State how many lines hold the string "days". Give the number and nothing else.

### INFORMATION SUPPLIED ###

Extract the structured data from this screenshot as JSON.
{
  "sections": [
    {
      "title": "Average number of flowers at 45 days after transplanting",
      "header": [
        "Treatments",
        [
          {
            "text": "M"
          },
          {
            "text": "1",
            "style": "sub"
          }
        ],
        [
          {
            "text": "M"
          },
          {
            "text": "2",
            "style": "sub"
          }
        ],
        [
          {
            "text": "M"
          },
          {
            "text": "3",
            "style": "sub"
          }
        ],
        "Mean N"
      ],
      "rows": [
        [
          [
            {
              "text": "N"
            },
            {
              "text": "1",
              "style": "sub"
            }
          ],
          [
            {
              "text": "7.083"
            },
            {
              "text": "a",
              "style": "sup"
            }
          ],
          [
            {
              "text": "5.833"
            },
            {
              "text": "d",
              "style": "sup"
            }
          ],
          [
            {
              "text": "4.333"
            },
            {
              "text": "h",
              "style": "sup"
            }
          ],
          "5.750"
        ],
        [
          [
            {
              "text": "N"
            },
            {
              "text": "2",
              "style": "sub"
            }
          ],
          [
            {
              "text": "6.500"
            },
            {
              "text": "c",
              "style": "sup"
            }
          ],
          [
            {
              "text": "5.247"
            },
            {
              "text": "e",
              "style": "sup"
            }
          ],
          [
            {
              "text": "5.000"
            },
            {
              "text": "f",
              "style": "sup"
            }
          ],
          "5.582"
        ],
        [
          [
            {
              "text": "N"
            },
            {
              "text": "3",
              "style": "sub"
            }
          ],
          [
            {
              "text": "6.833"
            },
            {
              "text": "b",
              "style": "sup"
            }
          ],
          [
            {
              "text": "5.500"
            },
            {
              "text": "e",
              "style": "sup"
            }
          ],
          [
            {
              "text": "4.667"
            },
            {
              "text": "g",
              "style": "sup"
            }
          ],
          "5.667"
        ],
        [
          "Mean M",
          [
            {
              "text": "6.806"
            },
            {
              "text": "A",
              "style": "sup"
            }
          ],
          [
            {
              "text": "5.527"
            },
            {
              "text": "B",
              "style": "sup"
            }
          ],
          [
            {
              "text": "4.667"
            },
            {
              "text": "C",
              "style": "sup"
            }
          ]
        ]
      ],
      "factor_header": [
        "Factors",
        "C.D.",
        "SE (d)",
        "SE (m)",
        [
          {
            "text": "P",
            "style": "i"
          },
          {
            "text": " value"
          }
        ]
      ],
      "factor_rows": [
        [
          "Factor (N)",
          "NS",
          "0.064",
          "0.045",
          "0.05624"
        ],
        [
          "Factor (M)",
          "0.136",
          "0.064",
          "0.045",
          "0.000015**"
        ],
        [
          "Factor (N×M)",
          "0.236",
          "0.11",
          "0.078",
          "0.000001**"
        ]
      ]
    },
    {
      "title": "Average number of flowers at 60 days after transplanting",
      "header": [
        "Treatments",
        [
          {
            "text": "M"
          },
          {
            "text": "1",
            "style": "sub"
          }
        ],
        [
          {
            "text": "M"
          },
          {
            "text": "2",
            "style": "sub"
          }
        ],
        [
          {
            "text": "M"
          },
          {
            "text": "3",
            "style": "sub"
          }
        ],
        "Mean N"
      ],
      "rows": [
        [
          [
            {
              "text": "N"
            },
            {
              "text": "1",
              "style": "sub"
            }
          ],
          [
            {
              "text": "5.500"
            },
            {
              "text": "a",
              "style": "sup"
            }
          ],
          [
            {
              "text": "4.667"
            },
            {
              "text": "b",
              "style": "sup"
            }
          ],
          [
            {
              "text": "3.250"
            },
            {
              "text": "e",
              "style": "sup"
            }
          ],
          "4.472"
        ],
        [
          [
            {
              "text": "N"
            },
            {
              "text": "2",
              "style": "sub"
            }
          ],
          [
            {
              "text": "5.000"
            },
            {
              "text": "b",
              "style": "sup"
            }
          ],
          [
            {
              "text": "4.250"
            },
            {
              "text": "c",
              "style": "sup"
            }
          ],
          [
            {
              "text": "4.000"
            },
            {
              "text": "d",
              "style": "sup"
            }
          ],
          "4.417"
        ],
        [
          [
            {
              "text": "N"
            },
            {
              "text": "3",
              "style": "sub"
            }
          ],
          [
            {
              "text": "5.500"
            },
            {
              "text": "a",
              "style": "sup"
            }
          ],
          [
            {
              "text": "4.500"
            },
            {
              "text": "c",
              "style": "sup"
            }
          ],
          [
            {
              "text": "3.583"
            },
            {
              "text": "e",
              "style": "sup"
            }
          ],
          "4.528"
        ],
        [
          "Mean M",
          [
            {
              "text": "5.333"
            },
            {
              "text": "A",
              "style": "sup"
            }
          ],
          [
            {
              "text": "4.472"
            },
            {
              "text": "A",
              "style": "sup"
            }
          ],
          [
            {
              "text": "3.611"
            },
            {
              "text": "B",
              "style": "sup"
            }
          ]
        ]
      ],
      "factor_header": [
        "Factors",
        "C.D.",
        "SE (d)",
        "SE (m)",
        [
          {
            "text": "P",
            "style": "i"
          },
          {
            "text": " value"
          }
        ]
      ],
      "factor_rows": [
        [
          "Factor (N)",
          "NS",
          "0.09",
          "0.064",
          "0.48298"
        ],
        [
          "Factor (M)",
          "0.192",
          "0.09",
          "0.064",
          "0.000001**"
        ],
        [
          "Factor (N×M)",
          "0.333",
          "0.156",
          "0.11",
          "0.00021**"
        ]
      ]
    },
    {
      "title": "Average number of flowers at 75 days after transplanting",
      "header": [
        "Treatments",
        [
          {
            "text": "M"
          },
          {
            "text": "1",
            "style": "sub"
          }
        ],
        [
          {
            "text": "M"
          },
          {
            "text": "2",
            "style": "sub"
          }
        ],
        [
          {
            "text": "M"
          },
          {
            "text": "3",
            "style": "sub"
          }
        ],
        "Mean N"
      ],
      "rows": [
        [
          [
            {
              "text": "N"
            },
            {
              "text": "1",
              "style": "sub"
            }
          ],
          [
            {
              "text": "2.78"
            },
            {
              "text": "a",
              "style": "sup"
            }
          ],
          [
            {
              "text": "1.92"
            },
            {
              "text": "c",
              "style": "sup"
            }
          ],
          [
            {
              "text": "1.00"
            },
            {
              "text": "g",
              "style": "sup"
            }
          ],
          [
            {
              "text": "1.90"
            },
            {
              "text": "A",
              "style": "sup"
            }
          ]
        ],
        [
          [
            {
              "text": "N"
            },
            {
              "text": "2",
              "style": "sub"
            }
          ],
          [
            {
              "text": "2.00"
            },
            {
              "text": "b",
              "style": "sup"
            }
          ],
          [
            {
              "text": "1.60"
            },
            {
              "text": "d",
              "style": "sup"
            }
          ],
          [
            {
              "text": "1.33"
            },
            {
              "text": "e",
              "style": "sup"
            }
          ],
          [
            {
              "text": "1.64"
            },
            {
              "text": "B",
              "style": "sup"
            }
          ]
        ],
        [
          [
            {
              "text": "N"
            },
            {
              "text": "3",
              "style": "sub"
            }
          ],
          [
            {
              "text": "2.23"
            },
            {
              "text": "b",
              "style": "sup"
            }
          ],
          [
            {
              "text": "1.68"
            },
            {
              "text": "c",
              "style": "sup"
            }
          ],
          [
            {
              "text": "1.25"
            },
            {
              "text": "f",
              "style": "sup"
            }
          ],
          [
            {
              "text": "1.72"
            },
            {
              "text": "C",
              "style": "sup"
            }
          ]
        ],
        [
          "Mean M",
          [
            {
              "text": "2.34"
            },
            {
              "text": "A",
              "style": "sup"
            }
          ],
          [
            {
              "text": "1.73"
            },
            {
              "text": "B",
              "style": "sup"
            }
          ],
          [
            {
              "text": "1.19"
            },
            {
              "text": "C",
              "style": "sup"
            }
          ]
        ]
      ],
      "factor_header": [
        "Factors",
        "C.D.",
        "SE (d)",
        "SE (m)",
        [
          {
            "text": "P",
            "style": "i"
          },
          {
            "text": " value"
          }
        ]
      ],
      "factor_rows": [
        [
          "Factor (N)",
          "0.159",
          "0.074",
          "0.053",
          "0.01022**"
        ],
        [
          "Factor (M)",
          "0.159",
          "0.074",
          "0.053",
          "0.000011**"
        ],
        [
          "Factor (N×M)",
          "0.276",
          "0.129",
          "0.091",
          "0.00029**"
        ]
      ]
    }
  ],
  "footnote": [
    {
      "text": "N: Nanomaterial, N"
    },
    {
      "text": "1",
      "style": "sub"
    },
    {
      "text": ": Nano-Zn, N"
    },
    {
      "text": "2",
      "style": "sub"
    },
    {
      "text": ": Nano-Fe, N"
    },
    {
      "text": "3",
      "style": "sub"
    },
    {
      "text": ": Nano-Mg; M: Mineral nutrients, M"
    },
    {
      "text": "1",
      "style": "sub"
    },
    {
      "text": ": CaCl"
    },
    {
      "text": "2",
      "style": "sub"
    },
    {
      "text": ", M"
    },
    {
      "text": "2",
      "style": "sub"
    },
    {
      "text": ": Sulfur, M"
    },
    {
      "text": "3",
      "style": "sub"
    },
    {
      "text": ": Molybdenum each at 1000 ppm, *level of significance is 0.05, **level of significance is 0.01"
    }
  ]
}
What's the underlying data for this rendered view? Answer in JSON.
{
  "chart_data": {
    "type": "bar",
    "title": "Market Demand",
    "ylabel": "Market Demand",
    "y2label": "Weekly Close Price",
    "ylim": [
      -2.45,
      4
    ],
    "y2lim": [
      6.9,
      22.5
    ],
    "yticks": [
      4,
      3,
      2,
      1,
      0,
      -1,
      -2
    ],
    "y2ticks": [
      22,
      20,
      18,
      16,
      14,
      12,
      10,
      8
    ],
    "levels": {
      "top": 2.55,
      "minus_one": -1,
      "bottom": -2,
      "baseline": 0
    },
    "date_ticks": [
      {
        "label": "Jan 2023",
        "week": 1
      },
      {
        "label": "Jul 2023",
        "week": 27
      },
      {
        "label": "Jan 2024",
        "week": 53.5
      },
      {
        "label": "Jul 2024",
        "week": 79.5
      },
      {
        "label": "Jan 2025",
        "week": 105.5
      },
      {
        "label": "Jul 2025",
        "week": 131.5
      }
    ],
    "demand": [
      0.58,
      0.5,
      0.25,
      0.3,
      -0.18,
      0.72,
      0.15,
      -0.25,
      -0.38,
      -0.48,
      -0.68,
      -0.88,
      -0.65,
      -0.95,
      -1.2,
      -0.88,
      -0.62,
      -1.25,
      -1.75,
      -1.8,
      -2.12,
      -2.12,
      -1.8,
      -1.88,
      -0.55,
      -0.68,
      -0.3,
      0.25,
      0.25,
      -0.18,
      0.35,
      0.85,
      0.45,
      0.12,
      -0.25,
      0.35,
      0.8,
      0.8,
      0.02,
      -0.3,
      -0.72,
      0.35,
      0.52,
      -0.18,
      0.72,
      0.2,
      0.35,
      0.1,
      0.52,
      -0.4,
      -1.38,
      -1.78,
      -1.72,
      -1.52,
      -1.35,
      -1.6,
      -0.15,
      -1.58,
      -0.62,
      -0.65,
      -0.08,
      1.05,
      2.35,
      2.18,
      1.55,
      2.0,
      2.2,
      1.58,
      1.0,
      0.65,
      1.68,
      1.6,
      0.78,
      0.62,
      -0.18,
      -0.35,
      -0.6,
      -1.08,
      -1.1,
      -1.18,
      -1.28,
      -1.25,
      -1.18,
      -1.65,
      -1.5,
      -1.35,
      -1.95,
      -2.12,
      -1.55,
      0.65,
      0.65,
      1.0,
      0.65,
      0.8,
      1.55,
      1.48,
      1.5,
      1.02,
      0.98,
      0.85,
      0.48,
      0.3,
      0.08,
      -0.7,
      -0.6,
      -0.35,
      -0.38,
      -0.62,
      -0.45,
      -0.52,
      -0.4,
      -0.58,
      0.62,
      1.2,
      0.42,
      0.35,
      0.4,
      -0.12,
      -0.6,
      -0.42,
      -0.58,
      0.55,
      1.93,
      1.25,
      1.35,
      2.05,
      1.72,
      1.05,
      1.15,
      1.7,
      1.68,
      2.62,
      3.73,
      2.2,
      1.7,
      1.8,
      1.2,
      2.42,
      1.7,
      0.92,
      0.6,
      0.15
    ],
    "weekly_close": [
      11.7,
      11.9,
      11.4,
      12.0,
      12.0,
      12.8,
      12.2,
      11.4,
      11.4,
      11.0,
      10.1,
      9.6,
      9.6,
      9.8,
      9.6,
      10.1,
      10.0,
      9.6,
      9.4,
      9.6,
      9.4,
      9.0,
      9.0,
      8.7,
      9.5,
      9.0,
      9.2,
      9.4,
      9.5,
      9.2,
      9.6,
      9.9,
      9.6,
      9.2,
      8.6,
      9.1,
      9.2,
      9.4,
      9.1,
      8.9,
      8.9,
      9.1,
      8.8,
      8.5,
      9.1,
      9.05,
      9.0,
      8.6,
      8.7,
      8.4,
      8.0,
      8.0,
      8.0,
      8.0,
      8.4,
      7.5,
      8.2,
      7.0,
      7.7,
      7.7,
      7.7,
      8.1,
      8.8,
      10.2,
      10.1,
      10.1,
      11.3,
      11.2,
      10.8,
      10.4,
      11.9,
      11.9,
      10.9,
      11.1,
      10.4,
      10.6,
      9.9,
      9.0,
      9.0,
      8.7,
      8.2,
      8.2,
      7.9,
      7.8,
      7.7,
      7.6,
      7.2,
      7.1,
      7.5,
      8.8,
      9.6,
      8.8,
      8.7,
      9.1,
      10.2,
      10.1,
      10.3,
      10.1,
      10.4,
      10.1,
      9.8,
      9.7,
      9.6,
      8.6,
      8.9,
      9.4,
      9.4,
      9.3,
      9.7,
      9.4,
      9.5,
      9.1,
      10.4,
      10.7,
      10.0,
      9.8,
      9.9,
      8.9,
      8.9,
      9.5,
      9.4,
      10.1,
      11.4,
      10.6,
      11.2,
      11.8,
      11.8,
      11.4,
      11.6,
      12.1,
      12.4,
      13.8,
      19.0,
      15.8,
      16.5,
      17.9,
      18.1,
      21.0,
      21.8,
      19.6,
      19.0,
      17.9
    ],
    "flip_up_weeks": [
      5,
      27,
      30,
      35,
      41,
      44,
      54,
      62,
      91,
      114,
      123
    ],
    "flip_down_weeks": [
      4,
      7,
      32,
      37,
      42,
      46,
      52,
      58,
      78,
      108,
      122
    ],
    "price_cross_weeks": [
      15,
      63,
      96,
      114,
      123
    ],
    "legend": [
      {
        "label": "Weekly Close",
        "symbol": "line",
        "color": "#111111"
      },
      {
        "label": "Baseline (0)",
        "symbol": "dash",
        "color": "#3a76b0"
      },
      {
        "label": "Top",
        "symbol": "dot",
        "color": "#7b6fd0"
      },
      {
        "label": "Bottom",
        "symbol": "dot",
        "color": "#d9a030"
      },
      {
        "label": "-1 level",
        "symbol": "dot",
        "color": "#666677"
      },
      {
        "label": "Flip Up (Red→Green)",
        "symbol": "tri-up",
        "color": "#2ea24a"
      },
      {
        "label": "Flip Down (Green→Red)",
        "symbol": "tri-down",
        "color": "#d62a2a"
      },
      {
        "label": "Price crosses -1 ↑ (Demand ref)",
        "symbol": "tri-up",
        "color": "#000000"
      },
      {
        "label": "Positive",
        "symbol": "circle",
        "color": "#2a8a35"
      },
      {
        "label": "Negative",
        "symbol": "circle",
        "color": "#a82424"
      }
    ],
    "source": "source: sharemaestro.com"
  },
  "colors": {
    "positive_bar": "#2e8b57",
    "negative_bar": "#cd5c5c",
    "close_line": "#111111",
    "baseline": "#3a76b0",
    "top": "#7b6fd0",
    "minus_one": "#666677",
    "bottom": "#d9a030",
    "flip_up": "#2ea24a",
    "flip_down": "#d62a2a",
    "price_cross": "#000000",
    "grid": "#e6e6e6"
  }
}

###

ANSWER TO THIS TASK: 3